--- start of THE DATA ---

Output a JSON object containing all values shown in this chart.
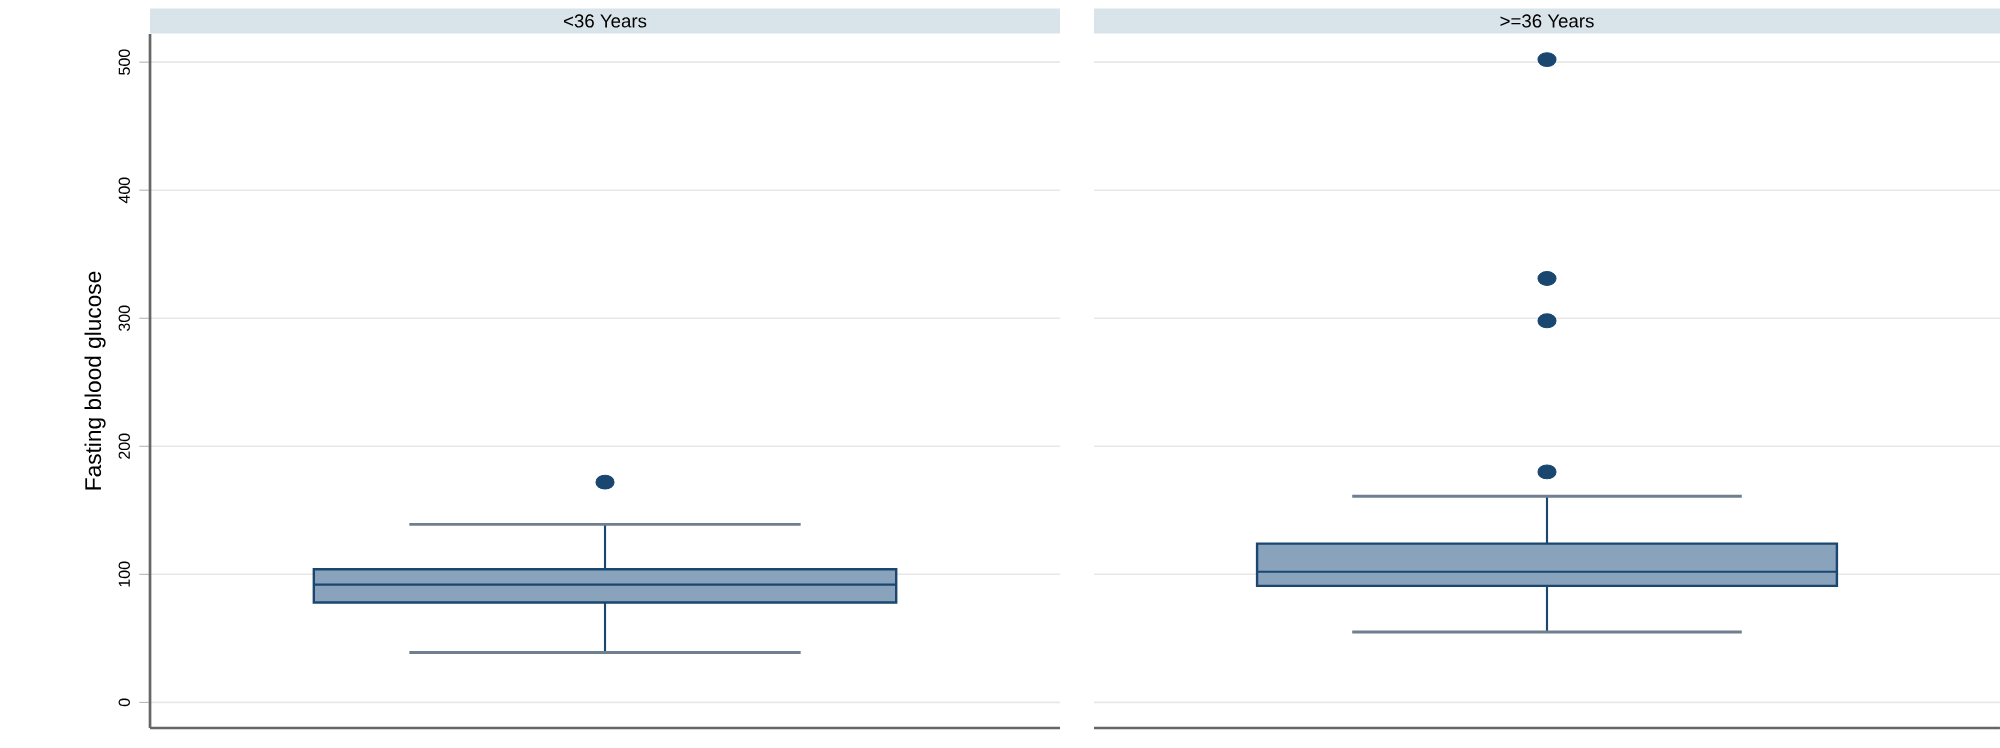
{
  "chart_data": {
    "type": "box",
    "ylabel": "Fasting blood glucose",
    "categories": [
      "<36 Years",
      ">=36 Years"
    ],
    "color": "#8aa3bd",
    "boxes": [
      {
        "low": 39,
        "q1": 78,
        "median": 92,
        "q3": 104,
        "high": 139,
        "outliers": [
          172
        ]
      },
      {
        "low": 55,
        "q1": 91,
        "median": 102,
        "q3": 124,
        "high": 161,
        "outliers": [
          180,
          298,
          331,
          502
        ]
      }
    ],
    "ylim": [
      -20,
      522
    ],
    "yticks": [
      0,
      100,
      200,
      300,
      400,
      500
    ],
    "grid": "y"
  }
}
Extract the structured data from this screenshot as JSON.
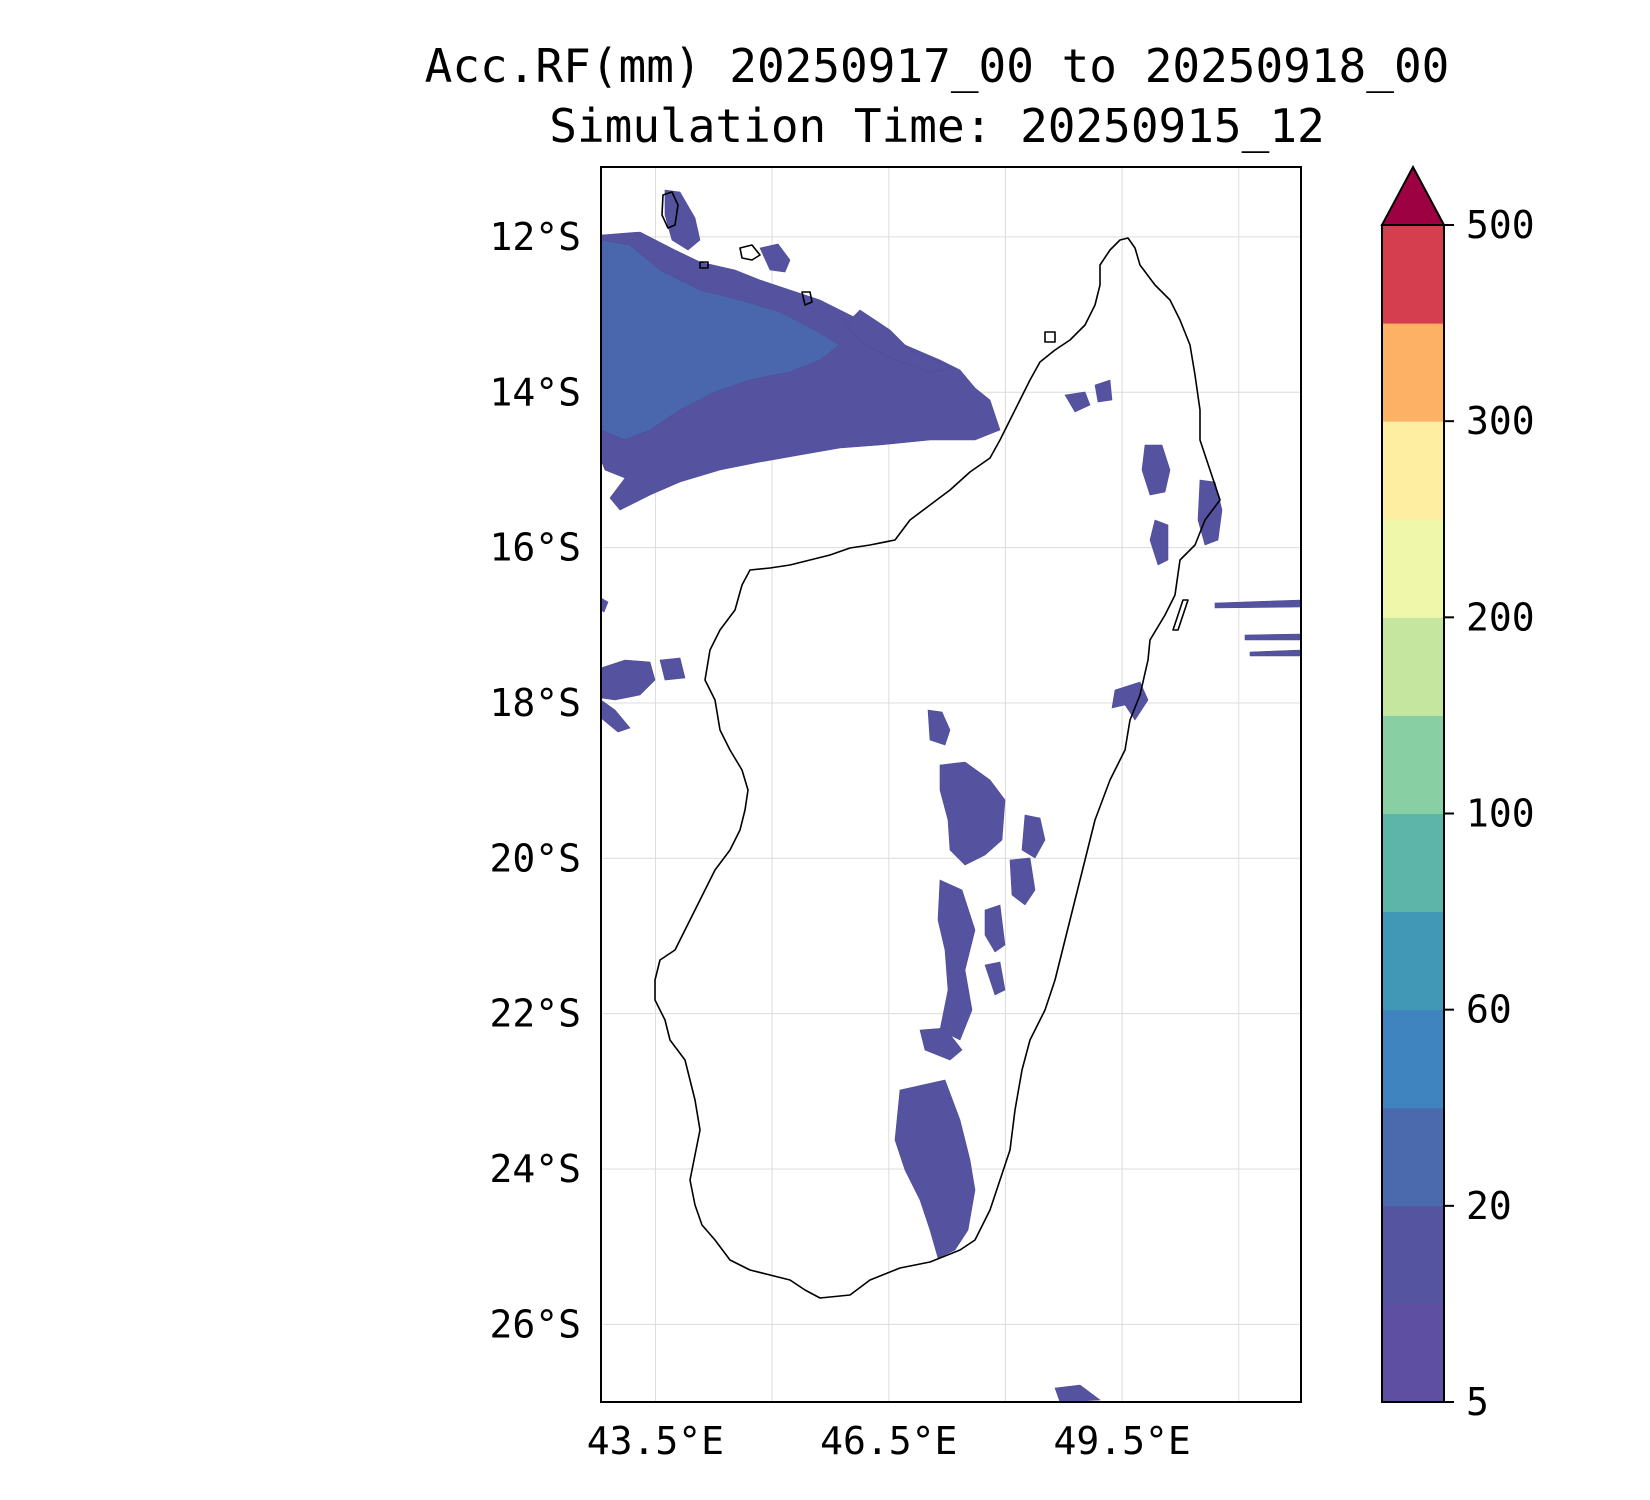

--- end of THE DATA ---

— EXERCISE INSTRUCTIONS —
Give the entries again word for word, but skip the pictures.

— CORRECT RESULT —
Output a JSON object containing all values shown in this chart.
{
  "chart_data": {
    "type": "box",
    "ylabel": "Fasting blood glucose",
    "categories": [
      "<36 Years",
      ">=36 Years"
    ],
    "color": "#8aa3bd",
    "boxes": [
      {
        "low": 39,
        "q1": 78,
        "median": 92,
        "q3": 104,
        "high": 139,
        "outliers": [
          172
        ]
      },
      {
        "low": 55,
        "q1": 91,
        "median": 102,
        "q3": 124,
        "high": 161,
        "outliers": [
          180,
          298,
          331,
          502
        ]
      }
    ],
    "ylim": [
      -20,
      522
    ],
    "yticks": [
      0,
      100,
      200,
      300,
      400,
      500
    ],
    "grid": "y"
  }
}
Extract the structured data from this screenshot as JSON.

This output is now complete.